[Part of a data file]
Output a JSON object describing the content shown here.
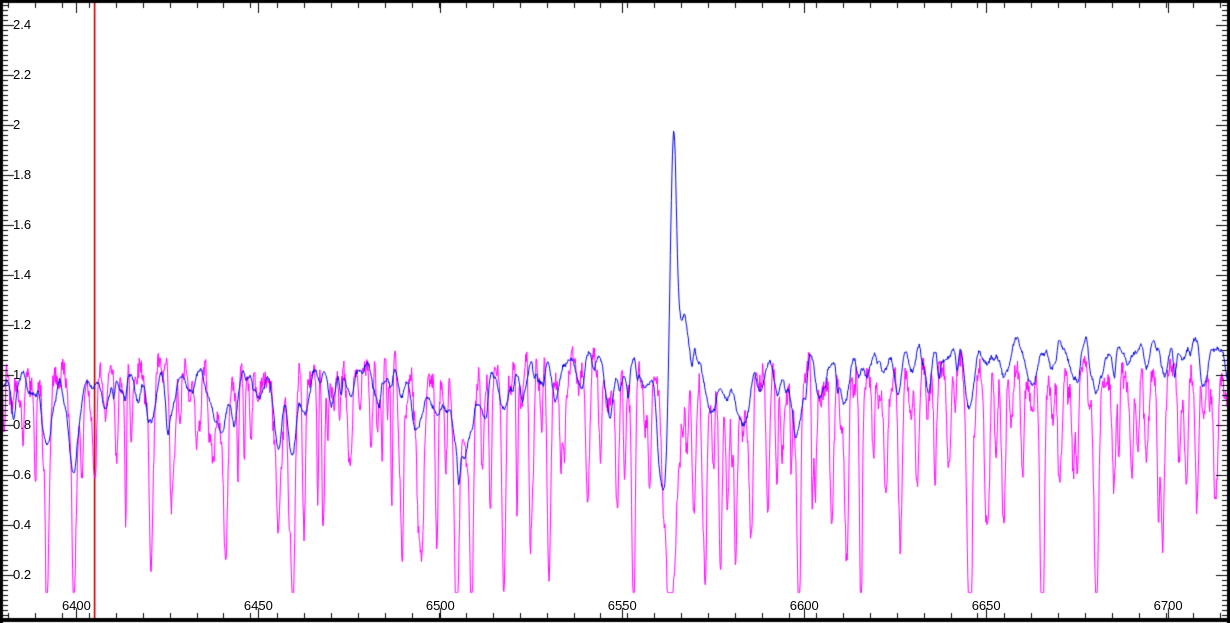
{
  "window": {
    "title": ""
  },
  "axes": {
    "x_tick_labels": [
      "6400",
      "6450",
      "6500",
      "6550",
      "6600",
      "6650",
      "6700"
    ],
    "y_tick_labels": [
      "2.4",
      "2.2",
      "2",
      "1.8",
      "1.6",
      "1.4",
      "1.2",
      "1",
      "0.8",
      "0.6",
      "0.4",
      "0.2"
    ]
  },
  "colors": {
    "frame": "#000000",
    "background": "#ffffff",
    "blue_spectrum": "#0000dd",
    "magenta_spectrum": "#ff00ff",
    "marker_line": "#b00000"
  },
  "chart_data": {
    "type": "line",
    "title": "",
    "xlabel": "",
    "ylabel": "",
    "grid": false,
    "legend": null,
    "xlim": [
      6379,
      6717
    ],
    "ylim": [
      0.008,
      2.5
    ],
    "x_major_ticks": [
      6400,
      6450,
      6500,
      6550,
      6600,
      6650,
      6700
    ],
    "x_minor_interval": 7.4,
    "x_minor_phase": 2.2,
    "y_major_ticks": [
      0.2,
      0.4,
      0.6,
      0.8,
      1.0,
      1.2,
      1.4,
      1.6,
      1.8,
      2.0,
      2.2,
      2.4
    ],
    "y_minor_interval": 0.02,
    "sample_step": 0.15,
    "marker_line": {
      "x": 6405,
      "color": "#b00000"
    },
    "stellar_features": [
      [
        6382.5,
        0.1,
        1.0
      ],
      [
        6388,
        0.06,
        0.8
      ],
      [
        6392,
        0.3,
        1.3
      ],
      [
        6399.3,
        0.38,
        1.4
      ],
      [
        6404,
        0.08,
        0.8
      ],
      [
        6408,
        0.14,
        1.0
      ],
      [
        6412,
        0.1,
        0.9
      ],
      [
        6416.5,
        0.08,
        0.8
      ],
      [
        6420.5,
        0.2,
        1.3
      ],
      [
        6426,
        0.17,
        1.1
      ],
      [
        6431,
        0.1,
        0.9
      ],
      [
        6439.5,
        0.24,
        2.2
      ],
      [
        6443.5,
        0.12,
        1.0
      ],
      [
        6450,
        0.14,
        1.1
      ],
      [
        6455.5,
        0.28,
        1.3
      ],
      [
        6459.5,
        0.34,
        1.2
      ],
      [
        6463,
        0.15,
        1.0
      ],
      [
        6470,
        0.13,
        1.1
      ],
      [
        6475.5,
        0.1,
        0.9
      ],
      [
        6483,
        0.1,
        0.9
      ],
      [
        6489,
        0.08,
        0.9
      ],
      [
        6494,
        0.22,
        1.8
      ],
      [
        6499,
        0.18,
        1.3
      ],
      [
        6506,
        0.38,
        2.6
      ],
      [
        6512,
        0.14,
        1.2
      ],
      [
        6517.5,
        0.2,
        1.3
      ],
      [
        6522.5,
        0.12,
        1.0
      ],
      [
        6527,
        0.08,
        0.9
      ],
      [
        6532,
        0.14,
        1.2
      ],
      [
        6538,
        0.1,
        1.0
      ],
      [
        6546.5,
        0.22,
        1.4
      ],
      [
        6551.5,
        0.12,
        1.0
      ],
      [
        6556,
        0.16,
        1.1
      ],
      [
        6574.5,
        0.2,
        1.2
      ],
      [
        6578.5,
        0.12,
        1.0
      ],
      [
        6583,
        0.26,
        1.6
      ],
      [
        6588,
        0.08,
        0.9
      ],
      [
        6593,
        0.12,
        1.1
      ],
      [
        6598,
        0.28,
        1.4
      ],
      [
        6604.5,
        0.16,
        1.1
      ],
      [
        6611,
        0.2,
        1.4
      ],
      [
        6617,
        0.1,
        1.0
      ],
      [
        6621.5,
        0.1,
        0.9
      ],
      [
        6625.5,
        0.14,
        1.1
      ],
      [
        6629.5,
        0.09,
        0.9
      ],
      [
        6634,
        0.12,
        1.0
      ],
      [
        6639,
        0.08,
        0.9
      ],
      [
        6645.5,
        0.22,
        1.3
      ],
      [
        6650.5,
        0.1,
        1.0
      ],
      [
        6655,
        0.12,
        1.1
      ],
      [
        6662.5,
        0.16,
        1.3
      ],
      [
        6668,
        0.1,
        1.0
      ],
      [
        6674,
        0.14,
        1.1
      ],
      [
        6680.5,
        0.2,
        1.3
      ],
      [
        6685,
        0.08,
        0.9
      ],
      [
        6689,
        0.1,
        1.0
      ],
      [
        6694,
        0.08,
        0.9
      ],
      [
        6699,
        0.12,
        1.1
      ],
      [
        6704,
        0.08,
        0.9
      ],
      [
        6710,
        0.14,
        1.1
      ],
      [
        6717,
        0.18,
        1.2
      ]
    ],
    "series": [
      {
        "name": "magenta-spectrum",
        "color": "#ff00ff",
        "line_width": 1,
        "seed": 42,
        "noise": 0.04,
        "floor": 0.13,
        "stellar_depth_scale": 0.75,
        "stellar_sigma_scale": 0.8,
        "continuum": [
          [
            6379,
            1.02
          ],
          [
            6420,
            1.04
          ],
          [
            6450,
            1.05
          ],
          [
            6470,
            1.06
          ],
          [
            6500,
            1.04
          ],
          [
            6540,
            1.07
          ],
          [
            6560,
            1.05
          ],
          [
            6580,
            1.04
          ],
          [
            6620,
            1.05
          ],
          [
            6660,
            1.04
          ],
          [
            6717,
            1.03
          ]
        ],
        "wiggles": [
          [
            0.03,
            2.6,
            1
          ],
          [
            0.02,
            6.3,
            4
          ]
        ],
        "spike_field": {
          "seed": 5,
          "interval": 1.7,
          "base": 0.03,
          "extra": 0.6,
          "sigma_min": 0.22,
          "sigma_range": 0.25
        },
        "features": [
          [
            6392,
            0.6,
            0.5
          ],
          [
            6399.3,
            0.72,
            0.5
          ],
          [
            6405,
            0.45,
            0.5
          ],
          [
            6411,
            0.3,
            0.4
          ],
          [
            6420.5,
            0.62,
            0.5
          ],
          [
            6427,
            0.3,
            0.4
          ],
          [
            6433,
            0.35,
            0.4
          ],
          [
            6441,
            0.65,
            0.6
          ],
          [
            6448,
            0.3,
            0.4
          ],
          [
            6455.5,
            0.5,
            0.5
          ],
          [
            6459.5,
            0.7,
            0.5
          ],
          [
            6462.5,
            0.55,
            0.4
          ],
          [
            6468,
            0.4,
            0.4
          ],
          [
            6475,
            0.35,
            0.4
          ],
          [
            6481,
            0.3,
            0.4
          ],
          [
            6489,
            0.35,
            0.4
          ],
          [
            6495,
            0.6,
            0.5
          ],
          [
            6504.5,
            0.85,
            0.6
          ],
          [
            6508.5,
            0.72,
            0.5
          ],
          [
            6517.5,
            0.7,
            0.5
          ],
          [
            6525,
            0.4,
            0.4
          ],
          [
            6530,
            0.5,
            0.5
          ],
          [
            6534,
            0.4,
            0.4
          ],
          [
            6540.5,
            0.55,
            0.5
          ],
          [
            6544,
            0.4,
            0.4
          ],
          [
            6548.5,
            0.45,
            0.4
          ],
          [
            6553,
            0.7,
            0.5
          ],
          [
            6557.5,
            0.5,
            0.4
          ],
          [
            6561.2,
            0.3,
            0.7
          ],
          [
            6563.2,
            0.95,
            1.15
          ],
          [
            6565.5,
            0.28,
            0.7
          ],
          [
            6569.8,
            0.55,
            0.5
          ],
          [
            6572.5,
            0.45,
            0.4
          ],
          [
            6577,
            0.7,
            0.5
          ],
          [
            6581,
            0.4,
            0.4
          ],
          [
            6585.5,
            0.6,
            0.5
          ],
          [
            6590,
            0.5,
            0.5
          ],
          [
            6594,
            0.35,
            0.4
          ],
          [
            6598.5,
            0.62,
            0.5
          ],
          [
            6603,
            0.45,
            0.4
          ],
          [
            6607.5,
            0.65,
            0.5
          ],
          [
            6612,
            0.4,
            0.4
          ],
          [
            6615.5,
            0.5,
            0.5
          ],
          [
            6619,
            0.35,
            0.4
          ],
          [
            6622.5,
            0.48,
            0.5
          ],
          [
            6626.5,
            0.6,
            0.5
          ],
          [
            6631,
            0.5,
            0.5
          ],
          [
            6636,
            0.4,
            0.4
          ],
          [
            6640,
            0.35,
            0.4
          ],
          [
            6645.3,
            0.82,
            0.6
          ],
          [
            6650,
            0.55,
            0.5
          ],
          [
            6655,
            0.4,
            0.4
          ],
          [
            6660,
            0.35,
            0.4
          ],
          [
            6665.3,
            0.82,
            0.6
          ],
          [
            6670,
            0.4,
            0.4
          ],
          [
            6675,
            0.35,
            0.4
          ],
          [
            6680.2,
            0.8,
            0.6
          ],
          [
            6685,
            0.35,
            0.4
          ],
          [
            6690,
            0.4,
            0.4
          ],
          [
            6694,
            0.3,
            0.4
          ],
          [
            6698.5,
            0.5,
            0.5
          ],
          [
            6703,
            0.35,
            0.4
          ],
          [
            6708,
            0.4,
            0.4
          ],
          [
            6713,
            0.52,
            0.5
          ],
          [
            6717.5,
            0.45,
            0.5
          ]
        ],
        "emission": []
      },
      {
        "name": "blue-spectrum",
        "color": "#0000dd",
        "line_width": 1,
        "seed": 7,
        "noise": 0.008,
        "floor": 0.3,
        "stellar_depth_scale": 1.0,
        "stellar_sigma_scale": 1.0,
        "continuum": [
          [
            6379,
            1.0
          ],
          [
            6400,
            1.01
          ],
          [
            6430,
            1.02
          ],
          [
            6460,
            1.03
          ],
          [
            6490,
            1.02
          ],
          [
            6520,
            1.05
          ],
          [
            6545,
            1.09
          ],
          [
            6552,
            1.1
          ],
          [
            6560,
            1.08
          ],
          [
            6572,
            1.03
          ],
          [
            6585,
            1.04
          ],
          [
            6600,
            1.06
          ],
          [
            6615,
            1.1
          ],
          [
            6640,
            1.12
          ],
          [
            6665,
            1.13
          ],
          [
            6690,
            1.14
          ],
          [
            6717,
            1.13
          ]
        ],
        "wiggles": [
          [
            0.018,
            3.8,
            0
          ],
          [
            0.012,
            9.5,
            2
          ]
        ],
        "spike_field": {
          "seed": 11,
          "interval": 2.4,
          "base": 0.015,
          "extra": 0.1,
          "sigma_min": 0.3,
          "sigma_range": 0.25
        },
        "features": [
          [
            6561.4,
            0.52,
            1.5
          ]
        ],
        "emission": [
          [
            6564.1,
            1.0,
            0.95
          ],
          [
            6567.2,
            0.18,
            0.9
          ],
          [
            6569.6,
            0.1,
            0.7
          ]
        ]
      }
    ]
  }
}
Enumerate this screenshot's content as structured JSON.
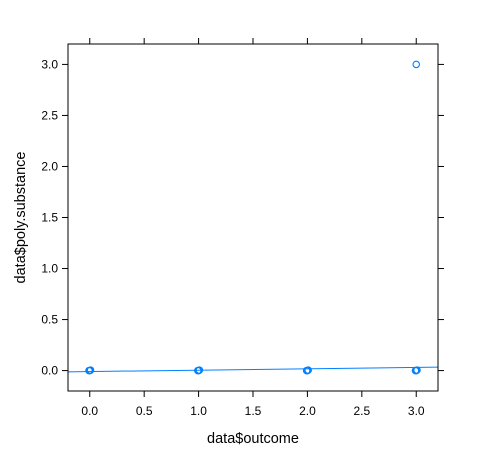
{
  "chart_data": {
    "type": "scatter",
    "title": "",
    "xlabel": "data$outcome",
    "ylabel": "data$poly.substance",
    "xlim": [
      -0.2,
      3.2
    ],
    "ylim": [
      -0.2,
      3.2
    ],
    "xticks": [
      0.0,
      0.5,
      1.0,
      1.5,
      2.0,
      2.5,
      3.0
    ],
    "xtick_labels": [
      "0.0",
      "0.5",
      "1.0",
      "1.5",
      "2.0",
      "2.5",
      "3.0"
    ],
    "yticks": [
      0.0,
      0.5,
      1.0,
      1.5,
      2.0,
      2.5,
      3.0
    ],
    "ytick_labels": [
      "0.0",
      "0.5",
      "1.0",
      "1.5",
      "2.0",
      "2.5",
      "3.0"
    ],
    "grid": false,
    "series": [
      {
        "points": [
          {
            "x": 0,
            "y": 0
          },
          {
            "x": 0,
            "y": 0
          },
          {
            "x": 0,
            "y": 0
          },
          {
            "x": 1,
            "y": 0
          },
          {
            "x": 1,
            "y": 0
          },
          {
            "x": 1,
            "y": 0
          },
          {
            "x": 2,
            "y": 0
          },
          {
            "x": 2,
            "y": 0
          },
          {
            "x": 2,
            "y": 0
          },
          {
            "x": 3,
            "y": 0
          },
          {
            "x": 3,
            "y": 0
          },
          {
            "x": 3,
            "y": 0
          },
          {
            "x": 3,
            "y": 3.0
          }
        ],
        "color": "#0080ff",
        "marker": "open-circle"
      }
    ],
    "regression_line": {
      "x": [
        -0.2,
        3.2
      ],
      "y": [
        -0.012,
        0.034
      ],
      "color": "#0080ff"
    }
  }
}
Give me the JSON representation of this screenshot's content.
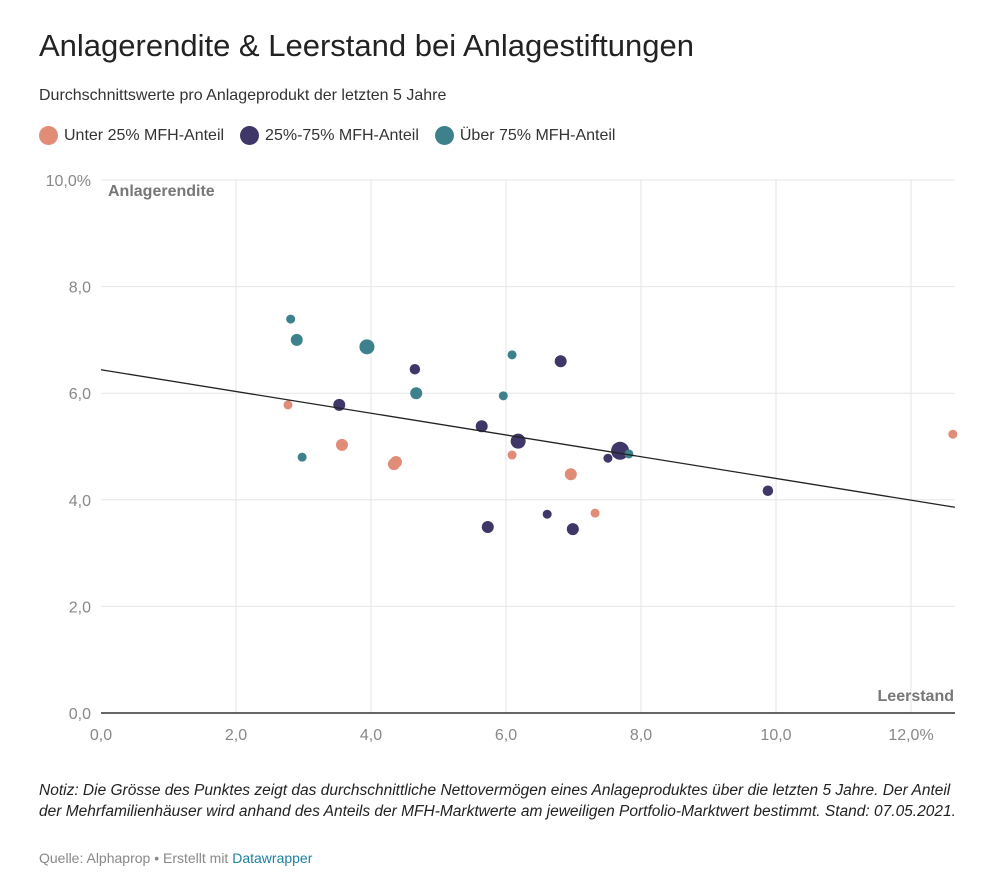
{
  "title": "Anlagerendite & Leerstand bei Anlagestiftungen",
  "subtitle": "Durchschnittswerte pro Anlageprodukt der letzten 5 Jahre",
  "note": "Notiz: Die Grösse des Punktes zeigt das durchschnittliche Nettovermögen eines Anlageproduktes über die letzten 5 Jahre. Der Anteil der Mehrfamilienhäuser wird anhand des Anteils der MFH-Marktwerte am jeweiligen Portfolio-Marktwert bestimmt. Stand: 07.05.2021.",
  "source_prefix": "Quelle: Alphaprop • Erstellt mit ",
  "source_link": "Datawrapper",
  "chart_data": {
    "type": "scatter",
    "xlabel": "Leerstand",
    "ylabel": "Anlagerendite",
    "xlim": [
      0,
      12.65
    ],
    "ylim": [
      0,
      10
    ],
    "x_ticks": [
      "0,0",
      "2,0",
      "4,0",
      "6,0",
      "8,0",
      "10,0",
      "12,0%"
    ],
    "y_ticks": [
      "0,0",
      "2,0",
      "4,0",
      "6,0",
      "8,0",
      "10,0%"
    ],
    "grid": true,
    "legend": "top",
    "series": [
      {
        "name": "Unter 25% MFH-Anteil",
        "color": "#e08c76",
        "points": [
          {
            "x": 2.77,
            "y": 5.78,
            "size": 1
          },
          {
            "x": 3.57,
            "y": 5.03,
            "size": 2
          },
          {
            "x": 4.34,
            "y": 4.67,
            "size": 2
          },
          {
            "x": 4.37,
            "y": 4.71,
            "size": 2
          },
          {
            "x": 6.09,
            "y": 4.84,
            "size": 1
          },
          {
            "x": 6.96,
            "y": 4.48,
            "size": 2
          },
          {
            "x": 7.32,
            "y": 3.75,
            "size": 1
          },
          {
            "x": 12.62,
            "y": 5.23,
            "size": 1
          }
        ]
      },
      {
        "name": "25%-75% MFH-Anteil",
        "color": "#3f3768",
        "points": [
          {
            "x": 4.65,
            "y": 6.45,
            "size": 1.5
          },
          {
            "x": 3.53,
            "y": 5.78,
            "size": 2
          },
          {
            "x": 6.81,
            "y": 6.6,
            "size": 2
          },
          {
            "x": 5.64,
            "y": 5.38,
            "size": 2
          },
          {
            "x": 6.18,
            "y": 5.1,
            "size": 3
          },
          {
            "x": 7.69,
            "y": 4.92,
            "size": 4
          },
          {
            "x": 7.51,
            "y": 4.78,
            "size": 1
          },
          {
            "x": 9.88,
            "y": 4.17,
            "size": 1.5
          },
          {
            "x": 5.73,
            "y": 3.49,
            "size": 2
          },
          {
            "x": 6.61,
            "y": 3.73,
            "size": 1
          },
          {
            "x": 6.99,
            "y": 3.45,
            "size": 2
          }
        ]
      },
      {
        "name": "Über 75% MFH-Anteil",
        "color": "#3d818d",
        "points": [
          {
            "x": 2.81,
            "y": 7.39,
            "size": 1
          },
          {
            "x": 2.9,
            "y": 7.0,
            "size": 2
          },
          {
            "x": 3.94,
            "y": 6.87,
            "size": 3
          },
          {
            "x": 2.98,
            "y": 4.8,
            "size": 1
          },
          {
            "x": 4.67,
            "y": 6.0,
            "size": 2
          },
          {
            "x": 6.09,
            "y": 6.72,
            "size": 1
          },
          {
            "x": 5.96,
            "y": 5.95,
            "size": 1
          },
          {
            "x": 7.82,
            "y": 4.86,
            "size": 1
          }
        ]
      }
    ],
    "trendline": {
      "x": [
        0,
        12.65
      ],
      "y": [
        6.44,
        3.86
      ]
    }
  }
}
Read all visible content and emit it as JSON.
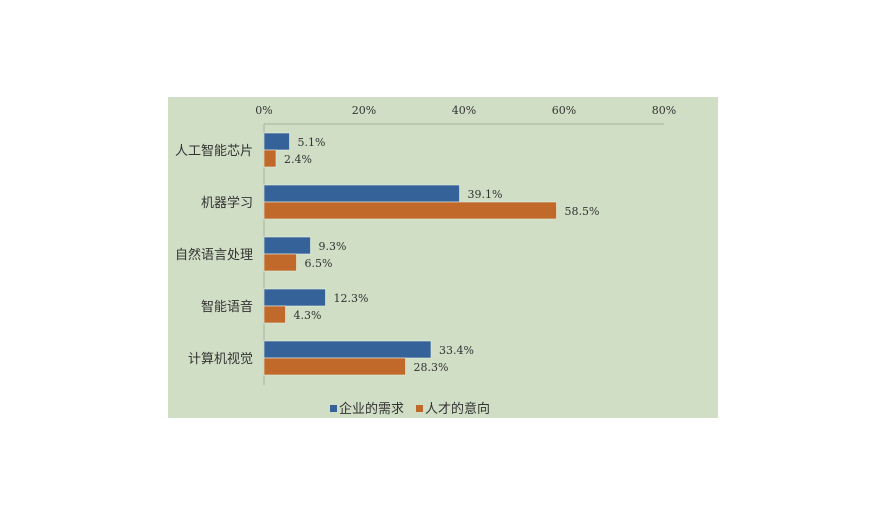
{
  "chart_data": {
    "type": "bar",
    "orientation": "horizontal",
    "title": "",
    "xlabel": "",
    "ylabel": "",
    "xlim": [
      0,
      80
    ],
    "x_ticks": [
      "0%",
      "20%",
      "40%",
      "60%",
      "80%"
    ],
    "x_axis_position": "top",
    "grid": false,
    "legend_position": "bottom",
    "background_color": "#cfdec4",
    "categories": [
      "人工智能芯片",
      "机器学习",
      "自然语言处理",
      "智能语音",
      "计算机视觉"
    ],
    "series": [
      {
        "name": "企业的需求",
        "color": "#36629a",
        "values": [
          5.1,
          39.1,
          9.3,
          12.3,
          33.4
        ],
        "labels": [
          "5.1%",
          "39.1%",
          "9.3%",
          "12.3%",
          "33.4%"
        ]
      },
      {
        "name": "人才的意向",
        "color": "#c0692a",
        "values": [
          2.4,
          58.5,
          6.5,
          4.3,
          28.3
        ],
        "labels": [
          "2.4%",
          "58.5%",
          "6.5%",
          "4.3%",
          "28.3%"
        ]
      }
    ]
  }
}
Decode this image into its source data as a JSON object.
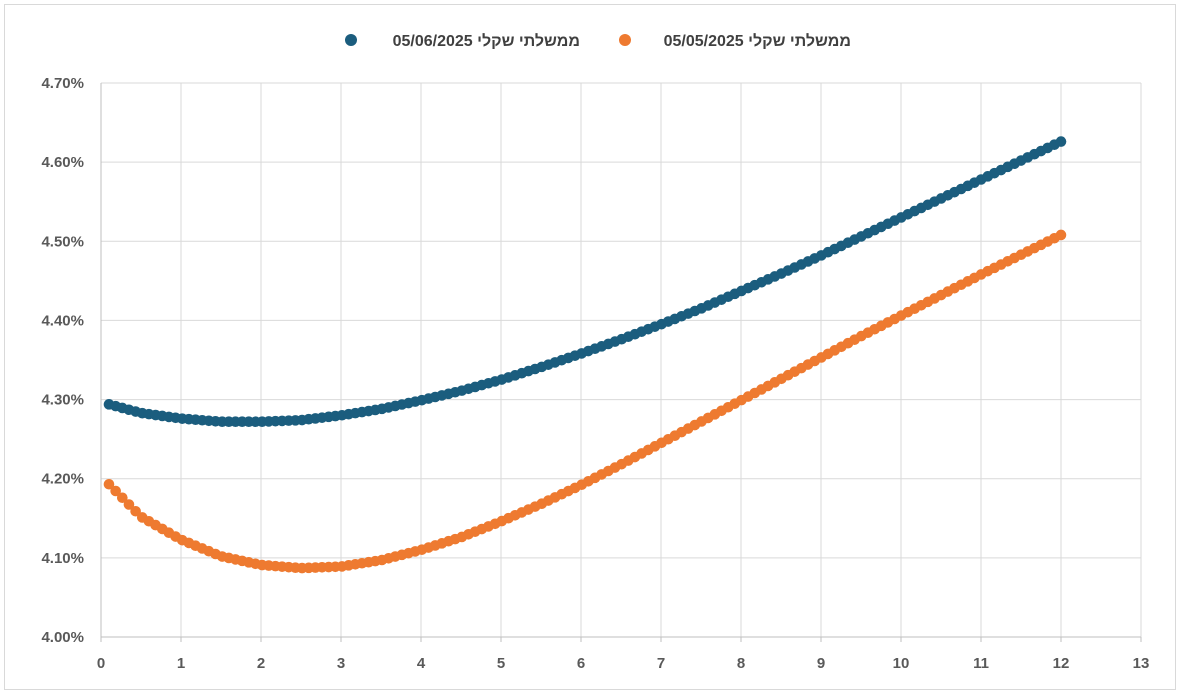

* _Work required_
From the line containing "Read all visible content and emit it as JSON." to the end of the data above, give those lines again verbatim, with both endpoints included and no images.

* _Reply to the exercise_
Read all visible content and emit it as JSON.
{
  "chart_data": {
    "type": "bar",
    "orientation": "horizontal",
    "title": "",
    "xlabel": "",
    "ylabel": "",
    "xlim": [
      0,
      80
    ],
    "x_ticks": [
      "0%",
      "20%",
      "40%",
      "60%",
      "80%"
    ],
    "x_axis_position": "top",
    "grid": false,
    "legend_position": "bottom",
    "background_color": "#cfdec4",
    "categories": [
      "人工智能芯片",
      "机器学习",
      "自然语言处理",
      "智能语音",
      "计算机视觉"
    ],
    "series": [
      {
        "name": "企业的需求",
        "color": "#36629a",
        "values": [
          5.1,
          39.1,
          9.3,
          12.3,
          33.4
        ],
        "labels": [
          "5.1%",
          "39.1%",
          "9.3%",
          "12.3%",
          "33.4%"
        ]
      },
      {
        "name": "人才的意向",
        "color": "#c0692a",
        "values": [
          2.4,
          58.5,
          6.5,
          4.3,
          28.3
        ],
        "labels": [
          "2.4%",
          "58.5%",
          "6.5%",
          "4.3%",
          "28.3%"
        ]
      }
    ]
  }
}
Decode this image into its source data as a JSON object.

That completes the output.